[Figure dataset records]
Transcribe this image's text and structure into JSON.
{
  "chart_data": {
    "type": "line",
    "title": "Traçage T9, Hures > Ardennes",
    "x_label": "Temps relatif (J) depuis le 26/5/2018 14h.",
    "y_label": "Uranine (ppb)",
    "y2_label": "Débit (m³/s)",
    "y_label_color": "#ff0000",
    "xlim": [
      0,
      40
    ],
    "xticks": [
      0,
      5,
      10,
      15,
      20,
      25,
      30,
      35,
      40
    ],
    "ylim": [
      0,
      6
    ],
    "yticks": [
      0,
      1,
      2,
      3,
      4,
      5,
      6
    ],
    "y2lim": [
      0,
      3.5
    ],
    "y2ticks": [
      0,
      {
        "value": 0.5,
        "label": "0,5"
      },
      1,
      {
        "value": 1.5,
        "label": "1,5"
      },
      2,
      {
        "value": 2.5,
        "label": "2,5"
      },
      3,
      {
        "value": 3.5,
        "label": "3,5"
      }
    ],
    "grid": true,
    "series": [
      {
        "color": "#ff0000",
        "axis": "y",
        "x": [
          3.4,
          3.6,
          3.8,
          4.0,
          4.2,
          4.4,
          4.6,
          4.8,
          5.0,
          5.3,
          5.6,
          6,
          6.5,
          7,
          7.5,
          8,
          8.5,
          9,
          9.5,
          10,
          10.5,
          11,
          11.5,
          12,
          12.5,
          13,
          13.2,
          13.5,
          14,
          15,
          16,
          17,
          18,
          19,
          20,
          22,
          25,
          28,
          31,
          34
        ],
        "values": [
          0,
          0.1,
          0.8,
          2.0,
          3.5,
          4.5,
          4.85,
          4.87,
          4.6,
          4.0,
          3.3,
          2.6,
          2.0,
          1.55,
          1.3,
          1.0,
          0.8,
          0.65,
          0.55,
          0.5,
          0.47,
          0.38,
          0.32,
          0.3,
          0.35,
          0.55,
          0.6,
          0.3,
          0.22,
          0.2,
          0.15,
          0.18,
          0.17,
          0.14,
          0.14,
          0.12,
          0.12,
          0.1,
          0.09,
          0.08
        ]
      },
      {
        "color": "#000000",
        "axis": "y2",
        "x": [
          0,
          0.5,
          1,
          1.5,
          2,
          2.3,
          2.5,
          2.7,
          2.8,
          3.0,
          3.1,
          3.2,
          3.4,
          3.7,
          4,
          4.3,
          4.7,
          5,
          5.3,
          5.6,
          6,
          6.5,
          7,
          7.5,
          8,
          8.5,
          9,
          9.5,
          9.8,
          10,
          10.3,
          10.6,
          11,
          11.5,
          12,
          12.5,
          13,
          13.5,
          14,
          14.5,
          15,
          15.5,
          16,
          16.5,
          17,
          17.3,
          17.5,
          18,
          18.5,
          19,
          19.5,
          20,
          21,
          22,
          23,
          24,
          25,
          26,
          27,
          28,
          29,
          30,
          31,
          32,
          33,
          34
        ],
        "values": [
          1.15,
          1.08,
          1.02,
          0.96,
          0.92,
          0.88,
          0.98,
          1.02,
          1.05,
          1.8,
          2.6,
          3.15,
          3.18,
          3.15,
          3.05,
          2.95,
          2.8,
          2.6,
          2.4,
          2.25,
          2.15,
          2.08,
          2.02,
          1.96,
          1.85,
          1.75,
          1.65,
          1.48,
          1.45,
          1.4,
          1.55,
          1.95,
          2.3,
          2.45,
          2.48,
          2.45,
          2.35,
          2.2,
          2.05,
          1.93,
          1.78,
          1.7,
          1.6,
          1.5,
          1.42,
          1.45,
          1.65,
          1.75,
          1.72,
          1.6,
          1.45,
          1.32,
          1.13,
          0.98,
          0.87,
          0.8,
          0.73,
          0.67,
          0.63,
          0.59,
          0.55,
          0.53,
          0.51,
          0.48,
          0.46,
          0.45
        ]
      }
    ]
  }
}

- _Exercise_: Make an exact copy of the material above.

- _Solution for this problem_:
Transcribe this image's text and structure into JSON.
{
  "chart_data": {
    "type": "line",
    "title": "Traçage T9, Hures > Ardennes",
    "x_label": "Temps relatif (J) depuis le 26/5/2018 14h.",
    "y_label": "Uranine (ppb)",
    "y2_label": "Débit (m³/s)",
    "y_label_color": "#ff0000",
    "xlim": [
      0,
      40
    ],
    "xticks": [
      0,
      5,
      10,
      15,
      20,
      25,
      30,
      35,
      40
    ],
    "ylim": [
      0,
      6
    ],
    "yticks": [
      0,
      1,
      2,
      3,
      4,
      5,
      6
    ],
    "y2lim": [
      0,
      3.5
    ],
    "y2ticks": [
      0,
      {
        "value": 0.5,
        "label": "0,5"
      },
      1,
      {
        "value": 1.5,
        "label": "1,5"
      },
      2,
      {
        "value": 2.5,
        "label": "2,5"
      },
      3,
      {
        "value": 3.5,
        "label": "3,5"
      }
    ],
    "grid": true,
    "series": [
      {
        "color": "#ff0000",
        "axis": "y",
        "x": [
          3.4,
          3.6,
          3.8,
          4.0,
          4.2,
          4.4,
          4.6,
          4.8,
          5.0,
          5.3,
          5.6,
          6,
          6.5,
          7,
          7.5,
          8,
          8.5,
          9,
          9.5,
          10,
          10.5,
          11,
          11.5,
          12,
          12.5,
          13,
          13.2,
          13.5,
          14,
          15,
          16,
          17,
          18,
          19,
          20,
          22,
          25,
          28,
          31,
          34
        ],
        "values": [
          0,
          0.1,
          0.8,
          2.0,
          3.5,
          4.5,
          4.85,
          4.87,
          4.6,
          4.0,
          3.3,
          2.6,
          2.0,
          1.55,
          1.3,
          1.0,
          0.8,
          0.65,
          0.55,
          0.5,
          0.47,
          0.38,
          0.32,
          0.3,
          0.35,
          0.55,
          0.6,
          0.3,
          0.22,
          0.2,
          0.15,
          0.18,
          0.17,
          0.14,
          0.14,
          0.12,
          0.12,
          0.1,
          0.09,
          0.08
        ]
      },
      {
        "color": "#000000",
        "axis": "y2",
        "x": [
          0,
          0.5,
          1,
          1.5,
          2,
          2.3,
          2.5,
          2.7,
          2.8,
          3.0,
          3.1,
          3.2,
          3.4,
          3.7,
          4,
          4.3,
          4.7,
          5,
          5.3,
          5.6,
          6,
          6.5,
          7,
          7.5,
          8,
          8.5,
          9,
          9.5,
          9.8,
          10,
          10.3,
          10.6,
          11,
          11.5,
          12,
          12.5,
          13,
          13.5,
          14,
          14.5,
          15,
          15.5,
          16,
          16.5,
          17,
          17.3,
          17.5,
          18,
          18.5,
          19,
          19.5,
          20,
          21,
          22,
          23,
          24,
          25,
          26,
          27,
          28,
          29,
          30,
          31,
          32,
          33,
          34
        ],
        "values": [
          1.15,
          1.08,
          1.02,
          0.96,
          0.92,
          0.88,
          0.98,
          1.02,
          1.05,
          1.8,
          2.6,
          3.15,
          3.18,
          3.15,
          3.05,
          2.95,
          2.8,
          2.6,
          2.4,
          2.25,
          2.15,
          2.08,
          2.02,
          1.96,
          1.85,
          1.75,
          1.65,
          1.48,
          1.45,
          1.4,
          1.55,
          1.95,
          2.3,
          2.45,
          2.48,
          2.45,
          2.35,
          2.2,
          2.05,
          1.93,
          1.78,
          1.7,
          1.6,
          1.5,
          1.42,
          1.45,
          1.65,
          1.75,
          1.72,
          1.6,
          1.45,
          1.32,
          1.13,
          0.98,
          0.87,
          0.8,
          0.73,
          0.67,
          0.63,
          0.59,
          0.55,
          0.53,
          0.51,
          0.48,
          0.46,
          0.45
        ]
      }
    ]
  }
}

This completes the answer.